WHAT IS NEEDED:
Tally the lines that contain the string "بیشتر" and state that total without comment.

AVAILABLE DATA:
# # # # # # #

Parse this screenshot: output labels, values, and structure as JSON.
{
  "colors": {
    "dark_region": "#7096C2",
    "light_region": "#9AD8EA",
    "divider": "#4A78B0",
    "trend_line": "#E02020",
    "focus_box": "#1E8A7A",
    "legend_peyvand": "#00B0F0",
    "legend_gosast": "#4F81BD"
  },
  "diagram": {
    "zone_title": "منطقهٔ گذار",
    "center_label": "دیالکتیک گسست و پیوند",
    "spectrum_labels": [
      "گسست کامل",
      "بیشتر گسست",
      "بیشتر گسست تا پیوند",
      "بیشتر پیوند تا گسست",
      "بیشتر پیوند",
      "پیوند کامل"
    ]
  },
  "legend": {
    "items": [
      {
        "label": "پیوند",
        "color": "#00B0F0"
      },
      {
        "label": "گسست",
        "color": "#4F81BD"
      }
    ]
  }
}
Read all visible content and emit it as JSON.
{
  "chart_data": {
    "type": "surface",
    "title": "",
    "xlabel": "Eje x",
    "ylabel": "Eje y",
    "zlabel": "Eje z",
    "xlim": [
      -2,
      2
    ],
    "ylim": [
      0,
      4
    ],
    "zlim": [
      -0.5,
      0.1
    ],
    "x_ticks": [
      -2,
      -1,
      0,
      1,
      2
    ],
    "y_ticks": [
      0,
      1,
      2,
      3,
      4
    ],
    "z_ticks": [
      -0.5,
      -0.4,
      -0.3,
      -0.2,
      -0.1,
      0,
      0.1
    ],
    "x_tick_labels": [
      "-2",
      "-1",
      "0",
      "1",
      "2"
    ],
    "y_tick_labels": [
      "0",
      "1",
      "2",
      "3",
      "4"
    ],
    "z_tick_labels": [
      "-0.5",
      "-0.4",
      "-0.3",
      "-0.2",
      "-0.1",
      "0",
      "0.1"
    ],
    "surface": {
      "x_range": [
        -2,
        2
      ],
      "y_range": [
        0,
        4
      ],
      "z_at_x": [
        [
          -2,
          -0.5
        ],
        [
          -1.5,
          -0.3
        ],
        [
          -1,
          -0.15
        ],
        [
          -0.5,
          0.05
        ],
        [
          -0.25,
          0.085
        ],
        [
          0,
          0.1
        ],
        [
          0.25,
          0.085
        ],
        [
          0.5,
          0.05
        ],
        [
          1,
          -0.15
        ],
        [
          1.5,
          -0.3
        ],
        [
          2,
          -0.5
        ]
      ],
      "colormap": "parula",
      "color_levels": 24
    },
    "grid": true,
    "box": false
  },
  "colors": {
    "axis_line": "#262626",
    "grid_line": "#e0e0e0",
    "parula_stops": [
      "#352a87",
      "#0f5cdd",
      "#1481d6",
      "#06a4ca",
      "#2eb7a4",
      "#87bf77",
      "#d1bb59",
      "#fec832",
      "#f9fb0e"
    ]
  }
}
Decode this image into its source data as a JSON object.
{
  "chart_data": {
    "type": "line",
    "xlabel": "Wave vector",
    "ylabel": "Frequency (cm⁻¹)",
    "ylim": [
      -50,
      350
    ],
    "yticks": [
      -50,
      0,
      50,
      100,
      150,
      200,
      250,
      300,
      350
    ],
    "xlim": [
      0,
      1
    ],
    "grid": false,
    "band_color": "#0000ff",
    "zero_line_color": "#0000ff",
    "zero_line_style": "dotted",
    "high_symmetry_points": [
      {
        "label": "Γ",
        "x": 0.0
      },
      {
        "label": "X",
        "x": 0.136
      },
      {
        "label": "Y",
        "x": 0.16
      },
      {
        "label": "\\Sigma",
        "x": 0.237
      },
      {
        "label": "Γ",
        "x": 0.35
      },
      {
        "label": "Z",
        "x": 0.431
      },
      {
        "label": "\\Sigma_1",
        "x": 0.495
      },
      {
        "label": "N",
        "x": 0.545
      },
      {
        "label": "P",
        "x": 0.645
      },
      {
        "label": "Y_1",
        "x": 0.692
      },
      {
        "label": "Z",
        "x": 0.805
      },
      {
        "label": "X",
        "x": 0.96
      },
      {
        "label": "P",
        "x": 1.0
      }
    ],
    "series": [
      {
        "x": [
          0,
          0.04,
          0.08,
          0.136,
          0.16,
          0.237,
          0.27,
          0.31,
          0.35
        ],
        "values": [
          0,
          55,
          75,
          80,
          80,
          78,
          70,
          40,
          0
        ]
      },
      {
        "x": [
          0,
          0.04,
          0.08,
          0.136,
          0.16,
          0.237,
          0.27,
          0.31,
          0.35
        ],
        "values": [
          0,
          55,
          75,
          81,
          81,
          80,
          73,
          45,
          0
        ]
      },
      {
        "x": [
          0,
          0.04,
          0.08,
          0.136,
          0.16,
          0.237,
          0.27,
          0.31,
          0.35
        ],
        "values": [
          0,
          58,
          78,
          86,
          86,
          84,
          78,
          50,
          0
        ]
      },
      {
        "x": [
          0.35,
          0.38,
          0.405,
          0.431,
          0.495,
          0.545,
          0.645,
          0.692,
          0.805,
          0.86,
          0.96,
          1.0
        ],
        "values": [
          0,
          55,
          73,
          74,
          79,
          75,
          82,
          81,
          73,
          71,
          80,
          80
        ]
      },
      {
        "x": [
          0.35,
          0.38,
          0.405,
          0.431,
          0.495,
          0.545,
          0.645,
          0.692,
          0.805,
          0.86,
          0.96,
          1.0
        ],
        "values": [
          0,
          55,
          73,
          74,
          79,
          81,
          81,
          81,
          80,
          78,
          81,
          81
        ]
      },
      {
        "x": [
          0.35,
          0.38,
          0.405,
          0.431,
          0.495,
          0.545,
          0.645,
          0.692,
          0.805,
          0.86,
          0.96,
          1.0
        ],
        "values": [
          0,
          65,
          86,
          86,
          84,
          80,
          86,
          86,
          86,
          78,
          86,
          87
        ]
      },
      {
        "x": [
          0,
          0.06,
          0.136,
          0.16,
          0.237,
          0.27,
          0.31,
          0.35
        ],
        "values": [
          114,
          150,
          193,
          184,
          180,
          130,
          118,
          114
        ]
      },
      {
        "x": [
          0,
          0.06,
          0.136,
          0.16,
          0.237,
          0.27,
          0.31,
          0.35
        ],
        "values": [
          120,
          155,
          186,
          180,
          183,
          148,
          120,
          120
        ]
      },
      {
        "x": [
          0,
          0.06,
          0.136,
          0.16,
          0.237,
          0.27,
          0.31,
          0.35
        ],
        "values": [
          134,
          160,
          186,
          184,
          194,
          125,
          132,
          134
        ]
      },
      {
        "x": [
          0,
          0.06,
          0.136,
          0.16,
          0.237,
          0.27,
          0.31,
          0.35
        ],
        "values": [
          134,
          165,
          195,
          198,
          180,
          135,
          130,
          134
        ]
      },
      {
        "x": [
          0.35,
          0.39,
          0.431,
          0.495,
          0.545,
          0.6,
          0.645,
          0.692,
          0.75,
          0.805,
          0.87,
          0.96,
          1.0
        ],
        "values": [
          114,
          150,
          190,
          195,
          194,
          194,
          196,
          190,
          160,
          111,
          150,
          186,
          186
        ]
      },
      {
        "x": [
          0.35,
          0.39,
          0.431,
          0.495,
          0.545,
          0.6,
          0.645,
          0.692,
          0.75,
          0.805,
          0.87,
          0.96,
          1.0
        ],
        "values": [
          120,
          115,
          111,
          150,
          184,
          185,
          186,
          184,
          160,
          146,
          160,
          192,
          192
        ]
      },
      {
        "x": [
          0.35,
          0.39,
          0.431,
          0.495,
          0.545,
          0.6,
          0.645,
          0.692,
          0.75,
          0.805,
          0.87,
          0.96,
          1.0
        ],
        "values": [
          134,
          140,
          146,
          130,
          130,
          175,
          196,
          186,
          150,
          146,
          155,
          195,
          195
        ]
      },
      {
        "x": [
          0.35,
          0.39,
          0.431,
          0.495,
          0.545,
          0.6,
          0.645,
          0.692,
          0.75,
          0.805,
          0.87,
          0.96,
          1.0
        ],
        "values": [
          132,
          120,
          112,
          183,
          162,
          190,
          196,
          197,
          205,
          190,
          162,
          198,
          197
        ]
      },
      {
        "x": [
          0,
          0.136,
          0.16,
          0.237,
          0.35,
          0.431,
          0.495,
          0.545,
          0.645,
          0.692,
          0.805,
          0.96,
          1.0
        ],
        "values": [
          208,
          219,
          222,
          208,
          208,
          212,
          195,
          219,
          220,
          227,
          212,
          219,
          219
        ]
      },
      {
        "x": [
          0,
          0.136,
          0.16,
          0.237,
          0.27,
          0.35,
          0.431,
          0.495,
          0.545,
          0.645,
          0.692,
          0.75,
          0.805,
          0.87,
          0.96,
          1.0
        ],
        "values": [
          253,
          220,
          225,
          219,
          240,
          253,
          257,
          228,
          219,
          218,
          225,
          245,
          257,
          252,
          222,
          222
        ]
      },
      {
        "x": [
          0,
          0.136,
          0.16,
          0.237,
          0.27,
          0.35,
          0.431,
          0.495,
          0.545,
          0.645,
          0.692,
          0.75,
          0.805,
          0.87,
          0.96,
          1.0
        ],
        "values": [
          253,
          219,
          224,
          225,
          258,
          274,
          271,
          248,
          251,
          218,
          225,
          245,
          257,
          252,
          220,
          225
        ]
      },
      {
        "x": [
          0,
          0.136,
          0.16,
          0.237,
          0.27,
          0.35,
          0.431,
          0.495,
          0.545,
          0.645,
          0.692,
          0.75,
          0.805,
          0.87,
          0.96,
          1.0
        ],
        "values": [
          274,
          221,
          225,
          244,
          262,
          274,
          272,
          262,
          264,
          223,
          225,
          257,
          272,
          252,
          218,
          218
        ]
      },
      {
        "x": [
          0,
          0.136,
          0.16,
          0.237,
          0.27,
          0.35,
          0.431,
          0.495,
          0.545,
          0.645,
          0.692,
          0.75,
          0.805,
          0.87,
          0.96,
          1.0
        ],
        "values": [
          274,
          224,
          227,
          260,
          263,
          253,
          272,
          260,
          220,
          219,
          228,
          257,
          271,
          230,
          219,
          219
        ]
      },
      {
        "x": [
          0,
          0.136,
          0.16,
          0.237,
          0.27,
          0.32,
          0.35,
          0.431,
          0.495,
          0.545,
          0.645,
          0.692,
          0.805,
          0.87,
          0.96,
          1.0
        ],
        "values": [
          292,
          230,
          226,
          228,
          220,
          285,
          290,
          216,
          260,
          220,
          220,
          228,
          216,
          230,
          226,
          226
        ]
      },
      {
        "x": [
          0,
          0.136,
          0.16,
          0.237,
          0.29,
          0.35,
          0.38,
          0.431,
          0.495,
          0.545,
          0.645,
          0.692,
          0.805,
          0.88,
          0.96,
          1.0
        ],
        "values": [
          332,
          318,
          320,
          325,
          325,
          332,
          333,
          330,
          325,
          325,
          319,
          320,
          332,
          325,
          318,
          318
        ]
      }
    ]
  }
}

# # # # # # #

FULL ANSWER:
4